» **Work to be completed**
Set down the material below word for word, excluding the pictures.

(Dataset records on visual material)
========================================
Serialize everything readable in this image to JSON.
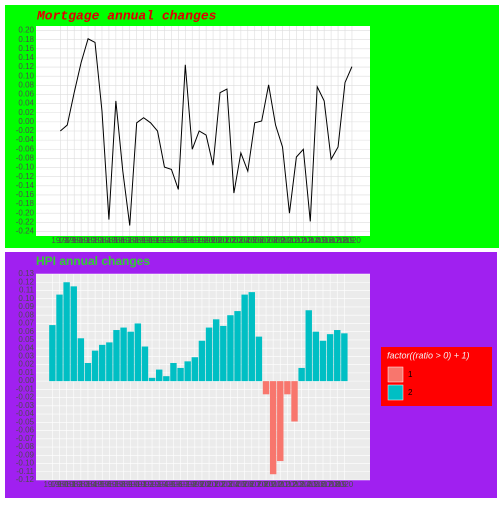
{
  "chart_data": [
    {
      "type": "line",
      "title": "Mortgage annual changes",
      "color": "#000000",
      "grid": true,
      "x": [
        1978,
        1979,
        1980,
        1981,
        1982,
        1983,
        1984,
        1985,
        1986,
        1987,
        1988,
        1989,
        1990,
        1991,
        1992,
        1993,
        1994,
        1995,
        1996,
        1997,
        1998,
        1999,
        2000,
        2001,
        2002,
        2003,
        2004,
        2005,
        2006,
        2007,
        2008,
        2009,
        2010,
        2011,
        2012,
        2013,
        2014,
        2015,
        2016,
        2017,
        2018,
        2019,
        2020
      ],
      "values": [
        -0.02,
        -0.007,
        0.064,
        0.13,
        0.182,
        0.174,
        0.024,
        -0.214,
        0.046,
        -0.108,
        -0.227,
        -0.002,
        0.009,
        -0.002,
        -0.02,
        -0.099,
        -0.104,
        -0.148,
        0.125,
        -0.06,
        -0.02,
        -0.029,
        -0.095,
        0.064,
        0.072,
        -0.156,
        -0.068,
        -0.108,
        -0.002,
        0.002,
        0.081,
        -0.007,
        -0.055,
        -0.2,
        -0.077,
        -0.06,
        -0.218,
        0.077,
        0.046,
        -0.082,
        -0.055,
        0.086,
        0.121
      ],
      "xlim": [
        1974.5,
        2022.6
      ],
      "ylim": [
        -0.25,
        0.21
      ],
      "yticks": [
        -0.24,
        -0.22,
        {
          "value": -0.2,
          "label": "-0.20"
        },
        -0.18,
        -0.16,
        -0.14,
        -0.12,
        {
          "value": -0.1,
          "label": "-0.10"
        },
        -0.08,
        -0.06,
        -0.04,
        -0.02,
        {
          "value": 0,
          "label": "0.00"
        },
        0.02,
        0.04,
        0.06,
        0.08,
        {
          "value": 0.1,
          "label": "0.10"
        },
        0.12,
        0.14,
        0.16,
        0.18,
        {
          "value": 0.2,
          "label": "0.20"
        }
      ]
    },
    {
      "type": "bar",
      "title": "HPI annual changes",
      "grid": true,
      "legend_title": "factor((ratio > 0) + 1)",
      "legend": [
        {
          "name": "1",
          "color": "#F8766D"
        },
        {
          "name": "2",
          "color": "#00BFC4"
        }
      ],
      "x": [
        1979,
        1980,
        1981,
        1982,
        1983,
        1984,
        1985,
        1986,
        1987,
        1988,
        1989,
        1990,
        1991,
        1992,
        1993,
        1994,
        1995,
        1996,
        1997,
        1998,
        1999,
        2000,
        2001,
        2002,
        2003,
        2004,
        2005,
        2006,
        2007,
        2008,
        2009,
        2010,
        2011,
        2012,
        2013,
        2014,
        2015,
        2016,
        2017,
        2018,
        2019,
        2020
      ],
      "values": [
        0.068,
        0.105,
        0.12,
        0.115,
        0.052,
        0.022,
        0.037,
        0.044,
        0.047,
        0.062,
        0.065,
        0.06,
        0.07,
        0.042,
        0.004,
        0.014,
        0.006,
        0.022,
        0.016,
        0.024,
        0.029,
        0.049,
        0.065,
        0.075,
        0.067,
        0.08,
        0.085,
        0.105,
        0.108,
        0.054,
        -0.016,
        -0.113,
        -0.097,
        -0.016,
        -0.049,
        0.016,
        0.086,
        0.06,
        0.049,
        0.057,
        0.062,
        0.058
      ],
      "xlim": [
        1976.7,
        2023.6
      ],
      "ylim": [
        -0.12,
        0.13
      ],
      "yticks": [
        -0.12,
        -0.11,
        {
          "value": -0.1,
          "label": "-0.10"
        },
        -0.09,
        -0.08,
        -0.07,
        -0.06,
        -0.05,
        -0.04,
        -0.03,
        -0.02,
        -0.01,
        {
          "value": 0,
          "label": "0.00"
        },
        0.01,
        0.02,
        0.03,
        0.04,
        0.05,
        0.06,
        0.07,
        0.08,
        0.09,
        {
          "value": 0.1,
          "label": "0.10"
        },
        0.11,
        0.12,
        0.13
      ]
    }
  ]
}
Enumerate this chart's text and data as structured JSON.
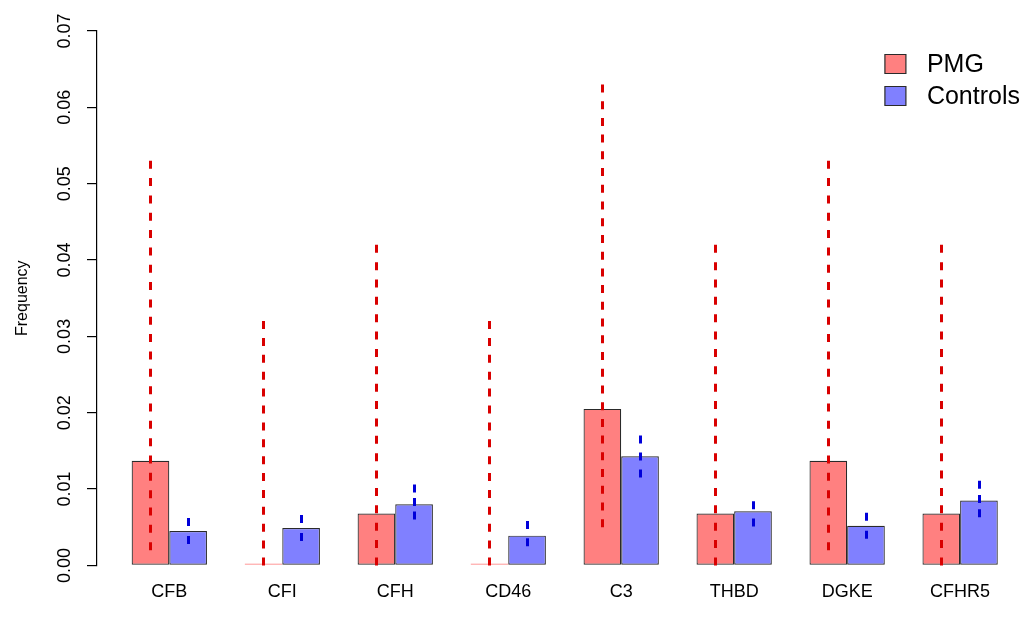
{
  "chart_data": {
    "type": "bar",
    "ylabel": "Frequency",
    "categories": [
      "CFB",
      "CFI",
      "CFH",
      "CD46",
      "C3",
      "THBD",
      "DGKE",
      "CFHR5"
    ],
    "series": [
      {
        "name": "PMG",
        "color": "#ff8080",
        "values": [
          0.0137,
          0,
          0.0068,
          0,
          0.0205,
          0.0068,
          0.0137,
          0.0068
        ],
        "errors": [
          [
            0.002,
            0.053
          ],
          [
            0,
            0.032
          ],
          [
            0,
            0.042
          ],
          [
            0,
            0.032
          ],
          [
            0.005,
            0.063
          ],
          [
            0,
            0.042
          ],
          [
            0.002,
            0.053
          ],
          [
            0,
            0.042
          ]
        ]
      },
      {
        "name": "Controls",
        "color": "#8080ff",
        "values": [
          0.0045,
          0.0049,
          0.008,
          0.0039,
          0.0143,
          0.0071,
          0.0052,
          0.0085
        ],
        "errors": [
          [
            0.0028,
            0.0062
          ],
          [
            0.0032,
            0.0066
          ],
          [
            0.006,
            0.0106
          ],
          [
            0.0025,
            0.0058
          ],
          [
            0.0115,
            0.017
          ],
          [
            0.0051,
            0.0084
          ],
          [
            0.0035,
            0.0069
          ],
          [
            0.0063,
            0.0111
          ]
        ]
      }
    ],
    "ylim": [
      0,
      0.07
    ],
    "yticks": [
      {
        "value": 0,
        "label": "0.00"
      },
      {
        "value": 0.01,
        "label": "0.01"
      },
      {
        "value": 0.02,
        "label": "0.02"
      },
      {
        "value": 0.03,
        "label": "0.03"
      },
      {
        "value": 0.04,
        "label": "0.04"
      },
      {
        "value": 0.05,
        "label": "0.05"
      },
      {
        "value": 0.06,
        "label": "0.06"
      },
      {
        "value": 0.07,
        "label": "0.07"
      }
    ],
    "legend": "top right"
  }
}
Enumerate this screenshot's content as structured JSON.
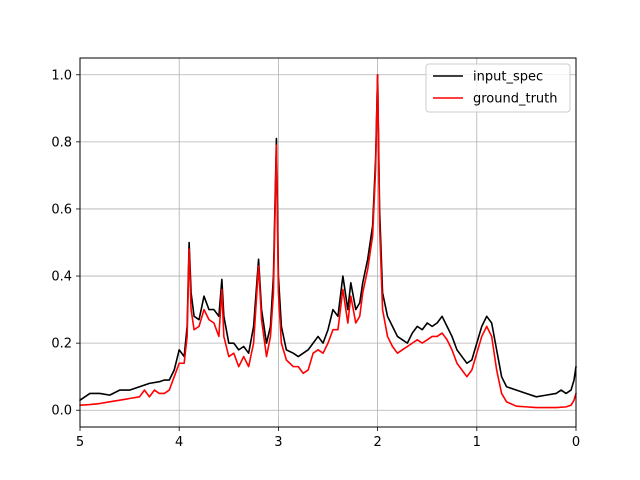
========================================
» **Output**
Serialize everything readable in this image to JSON.
{
  "chart_data": [
    {
      "type": "line",
      "title": "Mortgage annual changes",
      "color": "#000000",
      "grid": true,
      "x": [
        1978,
        1979,
        1980,
        1981,
        1982,
        1983,
        1984,
        1985,
        1986,
        1987,
        1988,
        1989,
        1990,
        1991,
        1992,
        1993,
        1994,
        1995,
        1996,
        1997,
        1998,
        1999,
        2000,
        2001,
        2002,
        2003,
        2004,
        2005,
        2006,
        2007,
        2008,
        2009,
        2010,
        2011,
        2012,
        2013,
        2014,
        2015,
        2016,
        2017,
        2018,
        2019,
        2020
      ],
      "values": [
        -0.02,
        -0.007,
        0.064,
        0.13,
        0.182,
        0.174,
        0.024,
        -0.214,
        0.046,
        -0.108,
        -0.227,
        -0.002,
        0.009,
        -0.002,
        -0.02,
        -0.099,
        -0.104,
        -0.148,
        0.125,
        -0.06,
        -0.02,
        -0.029,
        -0.095,
        0.064,
        0.072,
        -0.156,
        -0.068,
        -0.108,
        -0.002,
        0.002,
        0.081,
        -0.007,
        -0.055,
        -0.2,
        -0.077,
        -0.06,
        -0.218,
        0.077,
        0.046,
        -0.082,
        -0.055,
        0.086,
        0.121
      ],
      "xlim": [
        1974.5,
        2022.6
      ],
      "ylim": [
        -0.25,
        0.21
      ],
      "yticks": [
        -0.24,
        -0.22,
        {
          "value": -0.2,
          "label": "-0.20"
        },
        -0.18,
        -0.16,
        -0.14,
        -0.12,
        {
          "value": -0.1,
          "label": "-0.10"
        },
        -0.08,
        -0.06,
        -0.04,
        -0.02,
        {
          "value": 0,
          "label": "0.00"
        },
        0.02,
        0.04,
        0.06,
        0.08,
        {
          "value": 0.1,
          "label": "0.10"
        },
        0.12,
        0.14,
        0.16,
        0.18,
        {
          "value": 0.2,
          "label": "0.20"
        }
      ]
    },
    {
      "type": "bar",
      "title": "HPI annual changes",
      "grid": true,
      "legend_title": "factor((ratio > 0) + 1)",
      "legend": [
        {
          "name": "1",
          "color": "#F8766D"
        },
        {
          "name": "2",
          "color": "#00BFC4"
        }
      ],
      "x": [
        1979,
        1980,
        1981,
        1982,
        1983,
        1984,
        1985,
        1986,
        1987,
        1988,
        1989,
        1990,
        1991,
        1992,
        1993,
        1994,
        1995,
        1996,
        1997,
        1998,
        1999,
        2000,
        2001,
        2002,
        2003,
        2004,
        2005,
        2006,
        2007,
        2008,
        2009,
        2010,
        2011,
        2012,
        2013,
        2014,
        2015,
        2016,
        2017,
        2018,
        2019,
        2020
      ],
      "values": [
        0.068,
        0.105,
        0.12,
        0.115,
        0.052,
        0.022,
        0.037,
        0.044,
        0.047,
        0.062,
        0.065,
        0.06,
        0.07,
        0.042,
        0.004,
        0.014,
        0.006,
        0.022,
        0.016,
        0.024,
        0.029,
        0.049,
        0.065,
        0.075,
        0.067,
        0.08,
        0.085,
        0.105,
        0.108,
        0.054,
        -0.016,
        -0.113,
        -0.097,
        -0.016,
        -0.049,
        0.016,
        0.086,
        0.06,
        0.049,
        0.057,
        0.062,
        0.058
      ],
      "xlim": [
        1976.7,
        2023.6
      ],
      "ylim": [
        -0.12,
        0.13
      ],
      "yticks": [
        -0.12,
        -0.11,
        {
          "value": -0.1,
          "label": "-0.10"
        },
        -0.09,
        -0.08,
        -0.07,
        -0.06,
        -0.05,
        -0.04,
        -0.03,
        -0.02,
        -0.01,
        {
          "value": 0,
          "label": "0.00"
        },
        0.01,
        0.02,
        0.03,
        0.04,
        0.05,
        0.06,
        0.07,
        0.08,
        0.09,
        {
          "value": 0.1,
          "label": "0.10"
        },
        0.11,
        0.12,
        0.13
      ]
    }
  ]
}
Enumerate this chart's text and data as structured JSON.
{
  "chart_data": {
    "type": "bar",
    "ylabel": "Frequency",
    "categories": [
      "CFB",
      "CFI",
      "CFH",
      "CD46",
      "C3",
      "THBD",
      "DGKE",
      "CFHR5"
    ],
    "series": [
      {
        "name": "PMG",
        "color": "#ff8080",
        "values": [
          0.0137,
          0,
          0.0068,
          0,
          0.0205,
          0.0068,
          0.0137,
          0.0068
        ],
        "errors": [
          [
            0.002,
            0.053
          ],
          [
            0,
            0.032
          ],
          [
            0,
            0.042
          ],
          [
            0,
            0.032
          ],
          [
            0.005,
            0.063
          ],
          [
            0,
            0.042
          ],
          [
            0.002,
            0.053
          ],
          [
            0,
            0.042
          ]
        ]
      },
      {
        "name": "Controls",
        "color": "#8080ff",
        "values": [
          0.0045,
          0.0049,
          0.008,
          0.0039,
          0.0143,
          0.0071,
          0.0052,
          0.0085
        ],
        "errors": [
          [
            0.0028,
            0.0062
          ],
          [
            0.0032,
            0.0066
          ],
          [
            0.006,
            0.0106
          ],
          [
            0.0025,
            0.0058
          ],
          [
            0.0115,
            0.017
          ],
          [
            0.0051,
            0.0084
          ],
          [
            0.0035,
            0.0069
          ],
          [
            0.0063,
            0.0111
          ]
        ]
      }
    ],
    "ylim": [
      0,
      0.07
    ],
    "yticks": [
      {
        "value": 0,
        "label": "0.00"
      },
      {
        "value": 0.01,
        "label": "0.01"
      },
      {
        "value": 0.02,
        "label": "0.02"
      },
      {
        "value": 0.03,
        "label": "0.03"
      },
      {
        "value": 0.04,
        "label": "0.04"
      },
      {
        "value": 0.05,
        "label": "0.05"
      },
      {
        "value": 0.06,
        "label": "0.06"
      },
      {
        "value": 0.07,
        "label": "0.07"
      }
    ],
    "legend": "top right"
  }
}
Enumerate this screenshot's content as structured JSON.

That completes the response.